■ AIM OF THE TASK
Provide an exact transcription of all the records.

■ EXERCISE INPUTS

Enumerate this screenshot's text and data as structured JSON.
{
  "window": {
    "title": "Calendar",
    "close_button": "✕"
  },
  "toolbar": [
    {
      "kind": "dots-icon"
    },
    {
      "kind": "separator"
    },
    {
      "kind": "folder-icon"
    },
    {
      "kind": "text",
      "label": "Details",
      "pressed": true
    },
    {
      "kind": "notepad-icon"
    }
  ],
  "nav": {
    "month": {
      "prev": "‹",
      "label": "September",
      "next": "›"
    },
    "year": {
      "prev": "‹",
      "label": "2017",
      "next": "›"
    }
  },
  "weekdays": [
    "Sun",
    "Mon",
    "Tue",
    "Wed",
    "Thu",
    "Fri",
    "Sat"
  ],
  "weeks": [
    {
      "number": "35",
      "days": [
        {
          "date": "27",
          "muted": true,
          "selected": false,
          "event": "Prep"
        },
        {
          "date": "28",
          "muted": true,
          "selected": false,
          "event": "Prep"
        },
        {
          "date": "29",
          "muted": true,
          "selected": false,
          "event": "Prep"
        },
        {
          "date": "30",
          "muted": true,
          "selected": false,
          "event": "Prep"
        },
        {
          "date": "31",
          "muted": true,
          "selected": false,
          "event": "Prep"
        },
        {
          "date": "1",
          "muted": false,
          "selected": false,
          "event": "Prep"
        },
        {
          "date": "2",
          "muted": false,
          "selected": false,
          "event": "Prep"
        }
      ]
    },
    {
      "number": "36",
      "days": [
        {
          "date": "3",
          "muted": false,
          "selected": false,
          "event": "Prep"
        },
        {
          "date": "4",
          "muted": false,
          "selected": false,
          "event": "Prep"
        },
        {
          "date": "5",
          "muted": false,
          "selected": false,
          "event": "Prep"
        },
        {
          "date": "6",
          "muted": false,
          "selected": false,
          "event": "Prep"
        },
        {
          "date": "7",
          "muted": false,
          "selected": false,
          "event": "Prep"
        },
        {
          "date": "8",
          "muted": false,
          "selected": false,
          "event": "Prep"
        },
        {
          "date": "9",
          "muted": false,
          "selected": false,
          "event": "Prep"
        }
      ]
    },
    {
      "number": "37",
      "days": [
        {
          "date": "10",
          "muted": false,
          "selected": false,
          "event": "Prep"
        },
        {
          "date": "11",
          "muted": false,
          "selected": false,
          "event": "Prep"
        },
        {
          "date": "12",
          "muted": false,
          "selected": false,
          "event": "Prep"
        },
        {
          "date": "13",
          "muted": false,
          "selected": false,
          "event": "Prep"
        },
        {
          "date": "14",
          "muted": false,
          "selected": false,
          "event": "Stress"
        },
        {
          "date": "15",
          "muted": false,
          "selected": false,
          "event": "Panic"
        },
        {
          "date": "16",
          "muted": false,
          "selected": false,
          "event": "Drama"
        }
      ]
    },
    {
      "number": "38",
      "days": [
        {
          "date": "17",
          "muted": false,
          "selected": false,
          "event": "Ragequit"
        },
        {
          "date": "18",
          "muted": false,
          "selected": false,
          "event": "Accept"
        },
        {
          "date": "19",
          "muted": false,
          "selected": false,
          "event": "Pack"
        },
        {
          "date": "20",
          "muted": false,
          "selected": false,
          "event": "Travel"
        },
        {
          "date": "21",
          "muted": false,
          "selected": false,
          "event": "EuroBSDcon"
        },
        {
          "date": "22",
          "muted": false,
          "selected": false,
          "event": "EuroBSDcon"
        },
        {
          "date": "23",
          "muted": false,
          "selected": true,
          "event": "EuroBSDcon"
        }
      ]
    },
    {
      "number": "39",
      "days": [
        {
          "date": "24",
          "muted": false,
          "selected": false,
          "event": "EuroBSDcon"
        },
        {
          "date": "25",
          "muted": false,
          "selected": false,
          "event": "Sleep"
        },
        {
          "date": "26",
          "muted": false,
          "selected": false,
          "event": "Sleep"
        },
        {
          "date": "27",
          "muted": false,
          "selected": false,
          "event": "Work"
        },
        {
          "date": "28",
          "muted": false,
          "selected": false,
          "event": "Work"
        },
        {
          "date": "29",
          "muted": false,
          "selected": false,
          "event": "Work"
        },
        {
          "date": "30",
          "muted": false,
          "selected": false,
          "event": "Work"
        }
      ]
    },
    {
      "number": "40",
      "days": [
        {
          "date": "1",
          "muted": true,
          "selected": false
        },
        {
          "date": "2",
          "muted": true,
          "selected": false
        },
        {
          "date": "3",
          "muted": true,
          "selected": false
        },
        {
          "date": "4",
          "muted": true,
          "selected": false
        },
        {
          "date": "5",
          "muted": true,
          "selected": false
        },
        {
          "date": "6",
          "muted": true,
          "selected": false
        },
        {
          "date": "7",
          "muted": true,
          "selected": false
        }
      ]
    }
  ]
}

■ EXERCISE RESPONSE
Enumerate this screenshot's text and data as structured JSON.
{
  "window": {
    "title": "Calendar",
    "close_button": "✕"
  },
  "toolbar": [
    {
      "kind": "dots-icon"
    },
    {
      "kind": "separator"
    },
    {
      "kind": "folder-icon"
    },
    {
      "kind": "text",
      "label": "Details",
      "pressed": true
    },
    {
      "kind": "notepad-icon"
    }
  ],
  "nav": {
    "month": {
      "prev": "‹",
      "label": "September",
      "next": "›"
    },
    "year": {
      "prev": "‹",
      "label": "2017",
      "next": "›"
    }
  },
  "weekdays": [
    "Sun",
    "Mon",
    "Tue",
    "Wed",
    "Thu",
    "Fri",
    "Sat"
  ],
  "weeks": [
    {
      "number": "35",
      "days": [
        {
          "date": "27",
          "muted": true,
          "selected": false,
          "event": "Prep"
        },
        {
          "date": "28",
          "muted": true,
          "selected": false,
          "event": "Prep"
        },
        {
          "date": "29",
          "muted": true,
          "selected": false,
          "event": "Prep"
        },
        {
          "date": "30",
          "muted": true,
          "selected": false,
          "event": "Prep"
        },
        {
          "date": "31",
          "muted": true,
          "selected": false,
          "event": "Prep"
        },
        {
          "date": "1",
          "muted": false,
          "selected": false,
          "event": "Prep"
        },
        {
          "date": "2",
          "muted": false,
          "selected": false,
          "event": "Prep"
        }
      ]
    },
    {
      "number": "36",
      "days": [
        {
          "date": "3",
          "muted": false,
          "selected": false,
          "event": "Prep"
        },
        {
          "date": "4",
          "muted": false,
          "selected": false,
          "event": "Prep"
        },
        {
          "date": "5",
          "muted": false,
          "selected": false,
          "event": "Prep"
        },
        {
          "date": "6",
          "muted": false,
          "selected": false,
          "event": "Prep"
        },
        {
          "date": "7",
          "muted": false,
          "selected": false,
          "event": "Prep"
        },
        {
          "date": "8",
          "muted": false,
          "selected": false,
          "event": "Prep"
        },
        {
          "date": "9",
          "muted": false,
          "selected": false,
          "event": "Prep"
        }
      ]
    },
    {
      "number": "37",
      "days": [
        {
          "date": "10",
          "muted": false,
          "selected": false,
          "event": "Prep"
        },
        {
          "date": "11",
          "muted": false,
          "selected": false,
          "event": "Prep"
        },
        {
          "date": "12",
          "muted": false,
          "selected": false,
          "event": "Prep"
        },
        {
          "date": "13",
          "muted": false,
          "selected": false,
          "event": "Prep"
        },
        {
          "date": "14",
          "muted": false,
          "selected": false,
          "event": "Stress"
        },
        {
          "date": "15",
          "muted": false,
          "selected": false,
          "event": "Panic"
        },
        {
          "date": "16",
          "muted": false,
          "selected": false,
          "event": "Drama"
        }
      ]
    },
    {
      "number": "38",
      "days": [
        {
          "date": "17",
          "muted": false,
          "selected": false,
          "event": "Ragequit"
        },
        {
          "date": "18",
          "muted": false,
          "selected": false,
          "event": "Accept"
        },
        {
          "date": "19",
          "muted": false,
          "selected": false,
          "event": "Pack"
        },
        {
          "date": "20",
          "muted": false,
          "selected": false,
          "event": "Travel"
        },
        {
          "date": "21",
          "muted": false,
          "selected": false,
          "event": "EuroBSDcon"
        },
        {
          "date": "22",
          "muted": false,
          "selected": false,
          "event": "EuroBSDcon"
        },
        {
          "date": "23",
          "muted": false,
          "selected": true,
          "event": "EuroBSDcon"
        }
      ]
    },
    {
      "number": "39",
      "days": [
        {
          "date": "24",
          "muted": false,
          "selected": false,
          "event": "EuroBSDcon"
        },
        {
          "date": "25",
          "muted": false,
          "selected": false,
          "event": "Sleep"
        },
        {
          "date": "26",
          "muted": false,
          "selected": false,
          "event": "Sleep"
        },
        {
          "date": "27",
          "muted": false,
          "selected": false,
          "event": "Work"
        },
        {
          "date": "28",
          "muted": false,
          "selected": false,
          "event": "Work"
        },
        {
          "date": "29",
          "muted": false,
          "selected": false,
          "event": "Work"
        },
        {
          "date": "30",
          "muted": false,
          "selected": false,
          "event": "Work"
        }
      ]
    },
    {
      "number": "40",
      "days": [
        {
          "date": "1",
          "muted": true,
          "selected": false
        },
        {
          "date": "2",
          "muted": true,
          "selected": false
        },
        {
          "date": "3",
          "muted": true,
          "selected": false
        },
        {
          "date": "4",
          "muted": true,
          "selected": false
        },
        {
          "date": "5",
          "muted": true,
          "selected": false
        },
        {
          "date": "6",
          "muted": true,
          "selected": false
        },
        {
          "date": "7",
          "muted": true,
          "selected": false
        }
      ]
    }
  ]
}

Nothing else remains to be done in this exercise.